[start Records for processing]

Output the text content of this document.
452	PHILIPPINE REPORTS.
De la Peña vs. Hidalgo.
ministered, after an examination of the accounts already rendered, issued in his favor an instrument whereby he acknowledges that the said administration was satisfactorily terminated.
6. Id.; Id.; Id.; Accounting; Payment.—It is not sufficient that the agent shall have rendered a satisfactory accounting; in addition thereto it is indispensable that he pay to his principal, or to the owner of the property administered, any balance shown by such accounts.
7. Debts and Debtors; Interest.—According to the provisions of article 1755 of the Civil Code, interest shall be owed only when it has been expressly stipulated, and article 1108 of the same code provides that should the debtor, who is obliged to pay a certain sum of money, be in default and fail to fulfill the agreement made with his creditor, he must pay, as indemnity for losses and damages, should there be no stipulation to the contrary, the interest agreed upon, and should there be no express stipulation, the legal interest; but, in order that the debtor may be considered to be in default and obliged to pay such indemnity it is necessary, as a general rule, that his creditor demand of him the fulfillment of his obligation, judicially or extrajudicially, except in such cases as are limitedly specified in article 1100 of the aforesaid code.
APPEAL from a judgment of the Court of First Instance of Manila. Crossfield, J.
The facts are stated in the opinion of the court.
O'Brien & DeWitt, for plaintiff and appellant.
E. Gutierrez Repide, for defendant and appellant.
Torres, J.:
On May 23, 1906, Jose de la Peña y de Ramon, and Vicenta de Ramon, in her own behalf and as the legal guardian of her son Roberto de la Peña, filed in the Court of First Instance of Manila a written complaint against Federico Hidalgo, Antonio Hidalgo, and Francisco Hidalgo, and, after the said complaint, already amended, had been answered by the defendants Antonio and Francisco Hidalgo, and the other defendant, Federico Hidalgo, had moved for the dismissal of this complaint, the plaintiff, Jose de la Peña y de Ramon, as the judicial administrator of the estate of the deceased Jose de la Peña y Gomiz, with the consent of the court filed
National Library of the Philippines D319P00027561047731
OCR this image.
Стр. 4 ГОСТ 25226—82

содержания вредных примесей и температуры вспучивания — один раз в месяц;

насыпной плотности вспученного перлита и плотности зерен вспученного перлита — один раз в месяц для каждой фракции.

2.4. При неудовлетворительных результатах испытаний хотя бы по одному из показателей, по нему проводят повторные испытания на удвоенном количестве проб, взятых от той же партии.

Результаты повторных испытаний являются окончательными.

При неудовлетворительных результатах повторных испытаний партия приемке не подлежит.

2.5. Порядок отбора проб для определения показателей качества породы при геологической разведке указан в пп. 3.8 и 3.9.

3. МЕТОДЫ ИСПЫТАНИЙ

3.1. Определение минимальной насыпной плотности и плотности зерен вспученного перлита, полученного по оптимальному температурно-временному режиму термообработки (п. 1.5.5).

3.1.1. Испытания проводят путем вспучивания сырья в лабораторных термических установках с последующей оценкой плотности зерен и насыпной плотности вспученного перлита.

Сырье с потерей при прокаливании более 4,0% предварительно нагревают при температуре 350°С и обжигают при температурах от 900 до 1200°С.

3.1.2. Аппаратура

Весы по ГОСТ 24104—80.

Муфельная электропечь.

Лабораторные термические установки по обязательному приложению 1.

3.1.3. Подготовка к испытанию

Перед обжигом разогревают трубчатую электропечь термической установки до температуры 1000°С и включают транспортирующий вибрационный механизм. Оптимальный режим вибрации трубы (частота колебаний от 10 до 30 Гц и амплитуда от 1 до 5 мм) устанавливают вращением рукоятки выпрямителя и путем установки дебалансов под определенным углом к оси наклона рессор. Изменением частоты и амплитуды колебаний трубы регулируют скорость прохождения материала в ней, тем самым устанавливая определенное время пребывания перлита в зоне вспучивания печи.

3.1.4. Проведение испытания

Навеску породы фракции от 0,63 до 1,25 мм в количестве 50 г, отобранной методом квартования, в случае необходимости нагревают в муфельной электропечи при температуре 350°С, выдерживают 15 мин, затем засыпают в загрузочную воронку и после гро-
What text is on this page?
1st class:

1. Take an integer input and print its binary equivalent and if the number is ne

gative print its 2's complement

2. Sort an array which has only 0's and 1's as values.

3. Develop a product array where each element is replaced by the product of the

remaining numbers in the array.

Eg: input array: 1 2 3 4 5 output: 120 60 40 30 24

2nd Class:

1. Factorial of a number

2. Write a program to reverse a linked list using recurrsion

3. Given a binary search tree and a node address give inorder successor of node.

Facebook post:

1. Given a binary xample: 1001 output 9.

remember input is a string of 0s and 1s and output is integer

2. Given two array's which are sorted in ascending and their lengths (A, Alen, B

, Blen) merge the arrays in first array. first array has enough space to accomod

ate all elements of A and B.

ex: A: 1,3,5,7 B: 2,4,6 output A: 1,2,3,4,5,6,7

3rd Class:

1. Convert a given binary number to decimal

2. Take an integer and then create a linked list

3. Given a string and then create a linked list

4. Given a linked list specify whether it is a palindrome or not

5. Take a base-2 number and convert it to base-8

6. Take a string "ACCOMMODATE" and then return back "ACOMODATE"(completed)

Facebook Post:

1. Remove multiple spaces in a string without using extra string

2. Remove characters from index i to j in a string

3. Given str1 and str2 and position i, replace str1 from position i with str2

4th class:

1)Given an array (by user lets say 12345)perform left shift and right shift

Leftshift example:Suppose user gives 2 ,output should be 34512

[end Records for processing]

Quote the listing in full, please, keeping every line exact.

Output the text content of this document.
452	PHILIPPINE REPORTS.
De la Peña vs. Hidalgo.
ministered, after an examination of the accounts already rendered, issued in his favor an instrument whereby he acknowledges that the said administration was satisfactorily terminated.
6. Id.; Id.; Id.; Accounting; Payment.—It is not sufficient that the agent shall have rendered a satisfactory accounting; in addition thereto it is indispensable that he pay to his principal, or to the owner of the property administered, any balance shown by such accounts.
7. Debts and Debtors; Interest.—According to the provisions of article 1755 of the Civil Code, interest shall be owed only when it has been expressly stipulated, and article 1108 of the same code provides that should the debtor, who is obliged to pay a certain sum of money, be in default and fail to fulfill the agreement made with his creditor, he must pay, as indemnity for losses and damages, should there be no stipulation to the contrary, the interest agreed upon, and should there be no express stipulation, the legal interest; but, in order that the debtor may be considered to be in default and obliged to pay such indemnity it is necessary, as a general rule, that his creditor demand of him the fulfillment of his obligation, judicially or extrajudicially, except in such cases as are limitedly specified in article 1100 of the aforesaid code.
APPEAL from a judgment of the Court of First Instance of Manila. Crossfield, J.
The facts are stated in the opinion of the court.
O'Brien & DeWitt, for plaintiff and appellant.
E. Gutierrez Repide, for defendant and appellant.
Torres, J.:
On May 23, 1906, Jose de la Peña y de Ramon, and Vicenta de Ramon, in her own behalf and as the legal guardian of her son Roberto de la Peña, filed in the Court of First Instance of Manila a written complaint against Federico Hidalgo, Antonio Hidalgo, and Francisco Hidalgo, and, after the said complaint, already amended, had been answered by the defendants Antonio and Francisco Hidalgo, and the other defendant, Federico Hidalgo, had moved for the dismissal of this complaint, the plaintiff, Jose de la Peña y de Ramon, as the judicial administrator of the estate of the deceased Jose de la Peña y Gomiz, with the consent of the court filed
National Library of the Philippines D319P00027561047731
OCR this image.
Стр. 4 ГОСТ 25226—82

содержания вредных примесей и температуры вспучивания — один раз в месяц;

насыпной плотности вспученного перлита и плотности зерен вспученного перлита — один раз в месяц для каждой фракции.

2.4. При неудовлетворительных результатах испытаний хотя бы по одному из показателей, по нему проводят повторные испытания на удвоенном количестве проб, взятых от той же партии.

Результаты повторных испытаний являются окончательными.

При неудовлетворительных результатах повторных испытаний партия приемке не подлежит.

2.5. Порядок отбора проб для определения показателей качества породы при геологической разведке указан в пп. 3.8 и 3.9.

3. МЕТОДЫ ИСПЫТАНИЙ

3.1. Определение минимальной насыпной плотности и плотности зерен вспученного перлита, полученного по оптимальному температурно-временному режиму термообработки (п. 1.5.5).

3.1.1. Испытания проводят путем вспучивания сырья в лабораторных термических установках с последующей оценкой плотности зерен и насыпной плотности вспученного перлита.

Сырье с потерей при прокаливании более 4,0% предварительно нагревают при температуре 350°С и обжигают при температурах от 900 до 1200°С.

3.1.2. Аппаратура

Весы по ГОСТ 24104—80.

Муфельная электропечь.

Лабораторные термические установки по обязательному приложению 1.

3.1.3. Подготовка к испытанию

Перед обжигом разогревают трубчатую электропечь термической установки до температуры 1000°С и включают транспортирующий вибрационный механизм. Оптимальный режим вибрации трубы (частота колебаний от 10 до 30 Гц и амплитуда от 1 до 5 мм) устанавливают вращением рукоятки выпрямителя и путем установки дебалансов под определенным углом к оси наклона рессор. Изменением частоты и амплитуды колебаний трубы регулируют скорость прохождения материала в ней, тем самым устанавливая определенное время пребывания перлита в зоне вспучивания печи.

3.1.4. Проведение испытания

Навеску породы фракции от 0,63 до 1,25 мм в количестве 50 г, отобранной методом квартования, в случае необходимости нагревают в муфельной электропечи при температуре 350°С, выдерживают 15 мин, затем засыпают в загрузочную воронку и после гро-
What text is on this page?
1st class:

1. Take an integer input and print its binary equivalent and if the number is ne

gative print its 2's complement

2. Sort an array which has only 0's and 1's as values.

3. Develop a product array where each element is replaced by the product of the

remaining numbers in the array.

Eg: input array: 1 2 3 4 5 output: 120 60 40 30 24

2nd Class:

1. Factorial of a number

2. Write a program to reverse a linked list using recurrsion

3. Given a binary search tree and a node address give inorder successor of node.

Facebook post:

1. Given a binary xample: 1001 output 9.

remember input is a string of 0s and 1s and output is integer

2. Given two array's which are sorted in ascending and their lengths (A, Alen, B

, Blen) merge the arrays in first array. first array has enough space to accomod

ate all elements of A and B.

ex: A: 1,3,5,7 B: 2,4,6 output A: 1,2,3,4,5,6,7

3rd Class:

1. Convert a given binary number to decimal

2. Take an integer and then create a linked list

3. Given a string and then create a linked list

4. Given a linked list specify whether it is a palindrome or not

5. Take a base-2 number and convert it to base-8

6. Take a string "ACCOMMODATE" and then return back "ACOMODATE"(completed)

Facebook Post:

1. Remove multiple spaces in a string without using extra string

2. Remove characters from index i to j in a string

3. Given str1 and str2 and position i, replace str1 from position i with str2

4th class:

1)Given an array (by user lets say 12345)perform left shift and right shift

Leftshift example:Suppose user gives 2 ,output should be 34512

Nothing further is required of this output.